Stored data
<<<<
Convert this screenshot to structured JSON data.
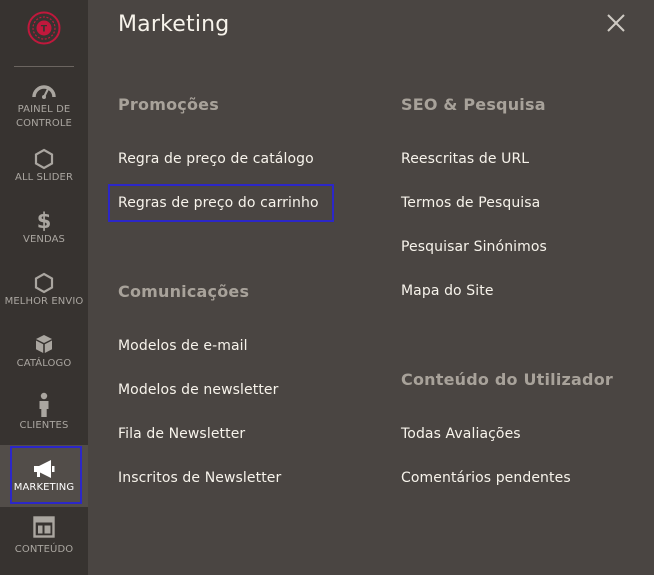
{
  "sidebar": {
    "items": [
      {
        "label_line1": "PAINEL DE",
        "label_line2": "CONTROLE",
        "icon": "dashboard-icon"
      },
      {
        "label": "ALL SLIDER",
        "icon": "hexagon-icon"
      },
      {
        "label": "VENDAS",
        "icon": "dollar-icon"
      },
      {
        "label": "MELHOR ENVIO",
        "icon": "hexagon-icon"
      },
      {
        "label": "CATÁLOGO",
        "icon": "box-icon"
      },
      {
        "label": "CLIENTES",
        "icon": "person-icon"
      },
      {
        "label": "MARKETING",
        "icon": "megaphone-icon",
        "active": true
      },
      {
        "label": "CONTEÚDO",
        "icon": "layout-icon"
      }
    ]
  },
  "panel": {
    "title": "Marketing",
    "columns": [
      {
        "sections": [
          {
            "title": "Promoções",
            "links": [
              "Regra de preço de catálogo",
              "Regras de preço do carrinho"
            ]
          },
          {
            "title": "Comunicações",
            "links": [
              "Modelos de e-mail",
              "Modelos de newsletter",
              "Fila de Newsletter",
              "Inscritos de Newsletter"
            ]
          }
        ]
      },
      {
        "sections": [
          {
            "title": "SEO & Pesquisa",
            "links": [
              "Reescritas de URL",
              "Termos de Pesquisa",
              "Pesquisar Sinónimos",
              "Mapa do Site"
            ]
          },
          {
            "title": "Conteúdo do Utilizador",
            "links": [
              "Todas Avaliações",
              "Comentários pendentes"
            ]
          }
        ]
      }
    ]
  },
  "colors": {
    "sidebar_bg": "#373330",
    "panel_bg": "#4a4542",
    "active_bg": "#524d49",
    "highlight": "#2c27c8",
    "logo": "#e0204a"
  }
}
>>>>
**YOUR GOAL**: Read through the data and copy every line where "preço" shows up.

**SOLUTION FOR THIS EXERCISE**:
              "Regra de preço de catálogo",
              "Regras de preço do carrinho"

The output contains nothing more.